Records for processing:
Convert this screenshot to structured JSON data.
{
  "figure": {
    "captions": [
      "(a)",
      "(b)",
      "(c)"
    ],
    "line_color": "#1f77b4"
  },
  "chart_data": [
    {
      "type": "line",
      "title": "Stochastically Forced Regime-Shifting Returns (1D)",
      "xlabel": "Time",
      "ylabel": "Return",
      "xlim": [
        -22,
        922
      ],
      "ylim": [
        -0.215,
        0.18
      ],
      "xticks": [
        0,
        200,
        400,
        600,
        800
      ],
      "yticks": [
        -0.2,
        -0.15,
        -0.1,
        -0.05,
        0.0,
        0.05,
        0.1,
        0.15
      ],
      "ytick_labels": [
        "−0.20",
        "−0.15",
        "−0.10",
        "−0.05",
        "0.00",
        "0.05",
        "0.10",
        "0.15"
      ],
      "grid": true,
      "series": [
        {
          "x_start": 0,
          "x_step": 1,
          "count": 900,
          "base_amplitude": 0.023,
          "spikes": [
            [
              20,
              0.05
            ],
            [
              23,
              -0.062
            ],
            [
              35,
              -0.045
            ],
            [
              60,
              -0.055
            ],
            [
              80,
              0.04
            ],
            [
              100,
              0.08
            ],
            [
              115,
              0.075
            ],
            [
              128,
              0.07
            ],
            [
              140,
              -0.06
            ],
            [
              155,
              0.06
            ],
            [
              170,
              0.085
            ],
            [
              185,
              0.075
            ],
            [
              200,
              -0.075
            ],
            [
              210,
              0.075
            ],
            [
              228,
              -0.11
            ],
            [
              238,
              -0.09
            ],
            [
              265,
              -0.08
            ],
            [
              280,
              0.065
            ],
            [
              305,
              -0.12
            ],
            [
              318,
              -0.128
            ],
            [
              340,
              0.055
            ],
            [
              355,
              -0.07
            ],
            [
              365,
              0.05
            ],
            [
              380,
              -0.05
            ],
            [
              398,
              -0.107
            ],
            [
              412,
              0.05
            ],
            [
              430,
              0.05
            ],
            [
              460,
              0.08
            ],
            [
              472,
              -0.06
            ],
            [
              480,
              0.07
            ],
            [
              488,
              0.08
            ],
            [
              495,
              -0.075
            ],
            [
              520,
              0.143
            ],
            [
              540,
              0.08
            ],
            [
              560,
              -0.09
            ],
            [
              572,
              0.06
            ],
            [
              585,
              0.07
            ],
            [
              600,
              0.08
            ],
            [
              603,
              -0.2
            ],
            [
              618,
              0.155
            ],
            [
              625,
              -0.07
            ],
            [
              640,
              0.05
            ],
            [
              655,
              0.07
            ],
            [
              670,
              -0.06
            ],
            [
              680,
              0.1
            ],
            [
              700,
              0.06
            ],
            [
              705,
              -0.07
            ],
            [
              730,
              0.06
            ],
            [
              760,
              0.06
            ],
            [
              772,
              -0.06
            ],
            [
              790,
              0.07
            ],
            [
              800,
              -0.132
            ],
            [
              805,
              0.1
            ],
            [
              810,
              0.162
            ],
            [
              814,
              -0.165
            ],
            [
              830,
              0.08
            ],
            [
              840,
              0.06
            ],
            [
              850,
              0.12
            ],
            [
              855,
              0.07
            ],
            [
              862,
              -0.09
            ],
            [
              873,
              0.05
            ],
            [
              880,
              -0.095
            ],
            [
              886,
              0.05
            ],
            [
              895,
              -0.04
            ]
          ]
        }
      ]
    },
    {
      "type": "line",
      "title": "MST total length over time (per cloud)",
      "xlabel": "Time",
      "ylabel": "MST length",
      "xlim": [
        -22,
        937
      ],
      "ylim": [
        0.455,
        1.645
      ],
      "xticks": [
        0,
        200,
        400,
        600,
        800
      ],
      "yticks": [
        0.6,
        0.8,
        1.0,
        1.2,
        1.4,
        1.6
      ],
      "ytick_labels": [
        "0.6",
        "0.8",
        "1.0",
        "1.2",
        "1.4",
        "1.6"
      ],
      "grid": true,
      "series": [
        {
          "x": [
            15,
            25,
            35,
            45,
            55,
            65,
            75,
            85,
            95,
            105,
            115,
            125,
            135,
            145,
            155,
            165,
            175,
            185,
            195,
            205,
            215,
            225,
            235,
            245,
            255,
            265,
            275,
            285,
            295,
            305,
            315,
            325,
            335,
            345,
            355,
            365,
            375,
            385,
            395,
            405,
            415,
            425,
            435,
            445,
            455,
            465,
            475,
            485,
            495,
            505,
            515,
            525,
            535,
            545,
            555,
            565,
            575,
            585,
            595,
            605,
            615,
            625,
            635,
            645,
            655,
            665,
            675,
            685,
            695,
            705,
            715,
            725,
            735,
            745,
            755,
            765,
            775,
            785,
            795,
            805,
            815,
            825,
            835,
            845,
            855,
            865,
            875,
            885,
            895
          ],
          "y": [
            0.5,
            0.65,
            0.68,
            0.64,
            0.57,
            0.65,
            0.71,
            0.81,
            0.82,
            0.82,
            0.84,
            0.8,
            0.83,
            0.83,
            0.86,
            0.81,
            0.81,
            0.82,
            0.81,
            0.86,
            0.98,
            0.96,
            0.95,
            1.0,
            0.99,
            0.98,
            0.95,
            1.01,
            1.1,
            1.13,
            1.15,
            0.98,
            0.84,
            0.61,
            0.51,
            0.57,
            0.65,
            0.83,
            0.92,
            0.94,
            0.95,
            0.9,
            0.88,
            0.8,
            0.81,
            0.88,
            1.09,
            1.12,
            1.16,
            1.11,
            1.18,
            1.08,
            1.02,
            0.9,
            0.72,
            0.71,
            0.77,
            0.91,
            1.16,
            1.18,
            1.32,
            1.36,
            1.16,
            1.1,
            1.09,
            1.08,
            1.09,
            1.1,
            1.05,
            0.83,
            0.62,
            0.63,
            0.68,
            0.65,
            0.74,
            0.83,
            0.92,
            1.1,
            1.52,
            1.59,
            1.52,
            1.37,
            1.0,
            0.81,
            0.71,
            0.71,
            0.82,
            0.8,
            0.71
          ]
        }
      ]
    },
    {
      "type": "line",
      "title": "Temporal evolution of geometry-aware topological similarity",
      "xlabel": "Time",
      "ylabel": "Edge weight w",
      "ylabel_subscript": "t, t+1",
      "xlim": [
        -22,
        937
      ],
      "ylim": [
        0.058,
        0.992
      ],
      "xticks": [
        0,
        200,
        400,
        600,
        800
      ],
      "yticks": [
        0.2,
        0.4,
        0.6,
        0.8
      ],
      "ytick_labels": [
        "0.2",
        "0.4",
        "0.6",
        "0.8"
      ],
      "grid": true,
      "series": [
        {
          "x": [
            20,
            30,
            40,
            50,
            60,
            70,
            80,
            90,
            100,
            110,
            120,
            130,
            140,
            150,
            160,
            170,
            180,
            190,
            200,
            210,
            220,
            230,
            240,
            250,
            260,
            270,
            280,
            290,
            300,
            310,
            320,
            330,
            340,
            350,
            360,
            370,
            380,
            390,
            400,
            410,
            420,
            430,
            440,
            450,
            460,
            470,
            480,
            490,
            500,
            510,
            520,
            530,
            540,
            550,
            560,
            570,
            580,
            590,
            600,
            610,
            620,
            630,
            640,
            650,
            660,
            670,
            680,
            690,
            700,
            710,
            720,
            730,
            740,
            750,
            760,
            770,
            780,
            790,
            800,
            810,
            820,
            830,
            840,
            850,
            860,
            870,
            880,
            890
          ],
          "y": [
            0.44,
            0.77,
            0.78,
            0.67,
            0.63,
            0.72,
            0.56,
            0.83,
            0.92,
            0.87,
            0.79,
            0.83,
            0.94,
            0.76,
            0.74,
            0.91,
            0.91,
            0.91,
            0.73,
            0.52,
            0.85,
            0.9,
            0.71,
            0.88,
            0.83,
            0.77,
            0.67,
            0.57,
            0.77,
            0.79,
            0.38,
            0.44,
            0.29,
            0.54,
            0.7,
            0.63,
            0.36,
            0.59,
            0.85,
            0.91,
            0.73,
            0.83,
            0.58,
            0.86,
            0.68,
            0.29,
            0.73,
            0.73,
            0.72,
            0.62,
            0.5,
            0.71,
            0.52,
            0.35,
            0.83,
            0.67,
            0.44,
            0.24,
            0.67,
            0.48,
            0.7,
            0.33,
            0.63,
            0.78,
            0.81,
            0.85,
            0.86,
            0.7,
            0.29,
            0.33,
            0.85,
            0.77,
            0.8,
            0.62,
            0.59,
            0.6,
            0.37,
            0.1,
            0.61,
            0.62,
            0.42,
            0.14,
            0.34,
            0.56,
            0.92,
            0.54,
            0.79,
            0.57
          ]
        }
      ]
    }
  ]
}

Task requirements:
Pull out each line of the listing that holds the string "length".

Answer to the problem:
      "title": "MST total length over time (per cloud)",
      "ylabel": "MST length",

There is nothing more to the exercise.